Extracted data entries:
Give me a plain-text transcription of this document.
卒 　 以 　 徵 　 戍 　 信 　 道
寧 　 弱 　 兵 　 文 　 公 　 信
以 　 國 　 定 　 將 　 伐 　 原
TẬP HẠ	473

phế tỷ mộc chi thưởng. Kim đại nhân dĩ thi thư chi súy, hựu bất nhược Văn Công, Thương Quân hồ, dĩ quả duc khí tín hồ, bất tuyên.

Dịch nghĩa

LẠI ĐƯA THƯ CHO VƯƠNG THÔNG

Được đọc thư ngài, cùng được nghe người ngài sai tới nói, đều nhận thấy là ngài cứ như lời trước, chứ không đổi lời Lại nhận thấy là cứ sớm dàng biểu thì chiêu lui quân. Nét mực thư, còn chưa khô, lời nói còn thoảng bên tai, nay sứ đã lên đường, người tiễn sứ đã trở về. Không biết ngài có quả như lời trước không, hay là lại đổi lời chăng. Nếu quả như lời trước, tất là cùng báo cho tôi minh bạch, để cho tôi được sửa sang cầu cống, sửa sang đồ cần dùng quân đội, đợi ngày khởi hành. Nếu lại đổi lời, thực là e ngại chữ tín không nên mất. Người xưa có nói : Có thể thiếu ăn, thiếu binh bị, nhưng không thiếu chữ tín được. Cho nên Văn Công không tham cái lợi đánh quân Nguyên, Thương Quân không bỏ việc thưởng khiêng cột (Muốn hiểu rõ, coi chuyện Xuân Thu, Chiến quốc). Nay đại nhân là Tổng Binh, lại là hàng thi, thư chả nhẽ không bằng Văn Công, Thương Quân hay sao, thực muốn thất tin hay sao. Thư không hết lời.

### Do this
Copy and report every line where the word "Công" is present.

### Finished exercise
phế tỷ mộc chi thưởng. Kim đại nhân dĩ thi thư chi súy, hựu bất nhược Văn Công, Thương Quân hồ, dĩ quả duc khí tín hồ, bất tuyên.
Được đọc thư ngài, cùng được nghe người ngài sai tới nói, đều nhận thấy là ngài cứ như lời trước, chứ không đổi lời Lại nhận thấy là cứ sớm dàng biểu thì chiêu lui quân. Nét mực thư, còn chưa khô, lời nói còn thoảng bên tai, nay sứ đã lên đường, người tiễn sứ đã trở về. Không biết ngài có quả như lời trước không, hay là lại đổi lời chăng. Nếu quả như lời trước, tất là cùng báo cho tôi minh bạch, để cho tôi được sửa sang cầu cống, sửa sang đồ cần dùng quân đội, đợi ngày khởi hành. Nếu lại đổi lời, thực là e ngại chữ tín không nên mất. Người xưa có nói : Có thể thiếu ăn, thiếu binh bị, nhưng không thiếu chữ tín được. Cho nên Văn Công không tham cái lợi đánh quân Nguyên, Thương Quân không bỏ việc thưởng khiêng cột (Muốn hiểu rõ, coi chuyện Xuân Thu, Chiến quốc). Nay đại nhân là Tổng Binh, lại là hàng thi, thư chả nhẽ không bằng Văn Công, Thương Quân hay sao, thực muốn thất tin hay sao. Thư không hết lời.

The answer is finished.